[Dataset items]

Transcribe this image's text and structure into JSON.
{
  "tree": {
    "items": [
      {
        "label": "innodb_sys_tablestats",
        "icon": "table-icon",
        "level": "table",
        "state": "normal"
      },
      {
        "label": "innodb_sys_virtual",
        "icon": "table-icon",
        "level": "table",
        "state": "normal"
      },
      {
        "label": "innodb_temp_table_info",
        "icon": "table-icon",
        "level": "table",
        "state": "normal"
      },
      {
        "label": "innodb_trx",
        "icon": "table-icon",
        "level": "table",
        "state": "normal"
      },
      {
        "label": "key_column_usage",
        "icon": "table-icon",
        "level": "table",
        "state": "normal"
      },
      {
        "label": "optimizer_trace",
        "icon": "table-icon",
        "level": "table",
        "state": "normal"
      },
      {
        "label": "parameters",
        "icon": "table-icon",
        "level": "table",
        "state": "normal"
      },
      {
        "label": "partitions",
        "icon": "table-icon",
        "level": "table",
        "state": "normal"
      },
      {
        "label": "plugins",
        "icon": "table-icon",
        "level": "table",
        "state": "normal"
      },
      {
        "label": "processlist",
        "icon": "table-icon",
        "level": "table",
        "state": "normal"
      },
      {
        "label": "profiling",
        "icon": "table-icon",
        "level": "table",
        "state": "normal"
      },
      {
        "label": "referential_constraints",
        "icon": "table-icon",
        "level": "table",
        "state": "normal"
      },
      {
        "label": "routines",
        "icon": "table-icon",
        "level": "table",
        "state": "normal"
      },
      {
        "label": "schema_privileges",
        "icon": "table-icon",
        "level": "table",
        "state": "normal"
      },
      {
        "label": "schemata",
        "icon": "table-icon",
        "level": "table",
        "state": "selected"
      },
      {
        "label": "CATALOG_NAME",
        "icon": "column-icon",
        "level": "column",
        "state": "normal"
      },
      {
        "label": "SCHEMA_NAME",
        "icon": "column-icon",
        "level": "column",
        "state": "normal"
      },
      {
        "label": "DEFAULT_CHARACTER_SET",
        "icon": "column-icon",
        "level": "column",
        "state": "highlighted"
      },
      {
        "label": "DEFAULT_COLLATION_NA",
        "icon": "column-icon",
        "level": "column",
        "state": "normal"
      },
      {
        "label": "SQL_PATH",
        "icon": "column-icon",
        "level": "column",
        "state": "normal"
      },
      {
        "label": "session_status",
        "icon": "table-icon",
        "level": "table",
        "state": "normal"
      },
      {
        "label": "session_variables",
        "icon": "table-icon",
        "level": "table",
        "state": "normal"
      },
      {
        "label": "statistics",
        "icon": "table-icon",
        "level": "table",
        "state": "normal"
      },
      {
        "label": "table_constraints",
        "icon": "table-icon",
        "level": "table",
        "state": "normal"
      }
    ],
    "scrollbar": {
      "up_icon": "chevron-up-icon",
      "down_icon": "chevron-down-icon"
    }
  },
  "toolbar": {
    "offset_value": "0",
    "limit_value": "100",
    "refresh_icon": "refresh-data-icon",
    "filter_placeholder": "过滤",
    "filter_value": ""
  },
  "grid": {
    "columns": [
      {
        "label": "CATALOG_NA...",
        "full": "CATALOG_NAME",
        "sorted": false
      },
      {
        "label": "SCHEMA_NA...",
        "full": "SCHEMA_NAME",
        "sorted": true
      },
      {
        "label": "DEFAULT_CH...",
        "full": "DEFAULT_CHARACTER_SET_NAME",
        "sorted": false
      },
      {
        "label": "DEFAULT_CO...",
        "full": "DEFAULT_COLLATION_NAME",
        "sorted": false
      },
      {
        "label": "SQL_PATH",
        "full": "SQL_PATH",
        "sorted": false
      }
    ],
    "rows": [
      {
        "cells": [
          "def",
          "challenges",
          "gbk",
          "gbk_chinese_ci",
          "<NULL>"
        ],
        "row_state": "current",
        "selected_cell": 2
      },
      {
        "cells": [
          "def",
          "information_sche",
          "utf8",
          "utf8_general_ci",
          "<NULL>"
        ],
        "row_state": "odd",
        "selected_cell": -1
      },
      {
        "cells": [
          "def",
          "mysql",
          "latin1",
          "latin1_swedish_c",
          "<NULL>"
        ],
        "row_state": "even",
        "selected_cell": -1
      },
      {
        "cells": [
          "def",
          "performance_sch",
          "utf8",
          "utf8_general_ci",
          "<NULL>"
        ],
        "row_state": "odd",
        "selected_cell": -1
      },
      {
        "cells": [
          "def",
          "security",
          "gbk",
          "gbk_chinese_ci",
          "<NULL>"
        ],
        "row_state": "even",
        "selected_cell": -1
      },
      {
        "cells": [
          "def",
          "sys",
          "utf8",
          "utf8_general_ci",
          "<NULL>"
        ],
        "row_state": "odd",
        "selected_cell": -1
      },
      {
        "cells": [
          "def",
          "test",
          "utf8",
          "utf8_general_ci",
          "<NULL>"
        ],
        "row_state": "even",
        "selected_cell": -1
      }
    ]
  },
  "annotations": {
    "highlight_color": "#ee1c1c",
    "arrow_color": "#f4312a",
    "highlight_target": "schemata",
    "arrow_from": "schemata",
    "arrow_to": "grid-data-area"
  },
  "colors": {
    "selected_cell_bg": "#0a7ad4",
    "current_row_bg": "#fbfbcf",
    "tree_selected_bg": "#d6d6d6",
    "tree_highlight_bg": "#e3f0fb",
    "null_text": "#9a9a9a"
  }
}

#### Prompt
Your task is to retype all of the records exactly.

#### Response for this exercise
Transcribe this image's text and structure into JSON.
{
  "tree": {
    "items": [
      {
        "label": "innodb_sys_tablestats",
        "icon": "table-icon",
        "level": "table",
        "state": "normal"
      },
      {
        "label": "innodb_sys_virtual",
        "icon": "table-icon",
        "level": "table",
        "state": "normal"
      },
      {
        "label": "innodb_temp_table_info",
        "icon": "table-icon",
        "level": "table",
        "state": "normal"
      },
      {
        "label": "innodb_trx",
        "icon": "table-icon",
        "level": "table",
        "state": "normal"
      },
      {
        "label": "key_column_usage",
        "icon": "table-icon",
        "level": "table",
        "state": "normal"
      },
      {
        "label": "optimizer_trace",
        "icon": "table-icon",
        "level": "table",
        "state": "normal"
      },
      {
        "label": "parameters",
        "icon": "table-icon",
        "level": "table",
        "state": "normal"
      },
      {
        "label": "partitions",
        "icon": "table-icon",
        "level": "table",
        "state": "normal"
      },
      {
        "label": "plugins",
        "icon": "table-icon",
        "level": "table",
        "state": "normal"
      },
      {
        "label": "processlist",
        "icon": "table-icon",
        "level": "table",
        "state": "normal"
      },
      {
        "label": "profiling",
        "icon": "table-icon",
        "level": "table",
        "state": "normal"
      },
      {
        "label": "referential_constraints",
        "icon": "table-icon",
        "level": "table",
        "state": "normal"
      },
      {
        "label": "routines",
        "icon": "table-icon",
        "level": "table",
        "state": "normal"
      },
      {
        "label": "schema_privileges",
        "icon": "table-icon",
        "level": "table",
        "state": "normal"
      },
      {
        "label": "schemata",
        "icon": "table-icon",
        "level": "table",
        "state": "selected"
      },
      {
        "label": "CATALOG_NAME",
        "icon": "column-icon",
        "level": "column",
        "state": "normal"
      },
      {
        "label": "SCHEMA_NAME",
        "icon": "column-icon",
        "level": "column",
        "state": "normal"
      },
      {
        "label": "DEFAULT_CHARACTER_SET",
        "icon": "column-icon",
        "level": "column",
        "state": "highlighted"
      },
      {
        "label": "DEFAULT_COLLATION_NA",
        "icon": "column-icon",
        "level": "column",
        "state": "normal"
      },
      {
        "label": "SQL_PATH",
        "icon": "column-icon",
        "level": "column",
        "state": "normal"
      },
      {
        "label": "session_status",
        "icon": "table-icon",
        "level": "table",
        "state": "normal"
      },
      {
        "label": "session_variables",
        "icon": "table-icon",
        "level": "table",
        "state": "normal"
      },
      {
        "label": "statistics",
        "icon": "table-icon",
        "level": "table",
        "state": "normal"
      },
      {
        "label": "table_constraints",
        "icon": "table-icon",
        "level": "table",
        "state": "normal"
      }
    ],
    "scrollbar": {
      "up_icon": "chevron-up-icon",
      "down_icon": "chevron-down-icon"
    }
  },
  "toolbar": {
    "offset_value": "0",
    "limit_value": "100",
    "refresh_icon": "refresh-data-icon",
    "filter_placeholder": "过滤",
    "filter_value": ""
  },
  "grid": {
    "columns": [
      {
        "label": "CATALOG_NA...",
        "full": "CATALOG_NAME",
        "sorted": false
      },
      {
        "label": "SCHEMA_NA...",
        "full": "SCHEMA_NAME",
        "sorted": true
      },
      {
        "label": "DEFAULT_CH...",
        "full": "DEFAULT_CHARACTER_SET_NAME",
        "sorted": false
      },
      {
        "label": "DEFAULT_CO...",
        "full": "DEFAULT_COLLATION_NAME",
        "sorted": false
      },
      {
        "label": "SQL_PATH",
        "full": "SQL_PATH",
        "sorted": false
      }
    ],
    "rows": [
      {
        "cells": [
          "def",
          "challenges",
          "gbk",
          "gbk_chinese_ci",
          "<NULL>"
        ],
        "row_state": "current",
        "selected_cell": 2
      },
      {
        "cells": [
          "def",
          "information_sche",
          "utf8",
          "utf8_general_ci",
          "<NULL>"
        ],
        "row_state": "odd",
        "selected_cell": -1
      },
      {
        "cells": [
          "def",
          "mysql",
          "latin1",
          "latin1_swedish_c",
          "<NULL>"
        ],
        "row_state": "even",
        "selected_cell": -1
      },
      {
        "cells": [
          "def",
          "performance_sch",
          "utf8",
          "utf8_general_ci",
          "<NULL>"
        ],
        "row_state": "odd",
        "selected_cell": -1
      },
      {
        "cells": [
          "def",
          "security",
          "gbk",
          "gbk_chinese_ci",
          "<NULL>"
        ],
        "row_state": "even",
        "selected_cell": -1
      },
      {
        "cells": [
          "def",
          "sys",
          "utf8",
          "utf8_general_ci",
          "<NULL>"
        ],
        "row_state": "odd",
        "selected_cell": -1
      },
      {
        "cells": [
          "def",
          "test",
          "utf8",
          "utf8_general_ci",
          "<NULL>"
        ],
        "row_state": "even",
        "selected_cell": -1
      }
    ]
  },
  "annotations": {
    "highlight_color": "#ee1c1c",
    "arrow_color": "#f4312a",
    "highlight_target": "schemata",
    "arrow_from": "schemata",
    "arrow_to": "grid-data-area"
  },
  "colors": {
    "selected_cell_bg": "#0a7ad4",
    "current_row_bg": "#fbfbcf",
    "tree_selected_bg": "#d6d6d6",
    "tree_highlight_bg": "#e3f0fb",
    "null_text": "#9a9a9a"
  }
}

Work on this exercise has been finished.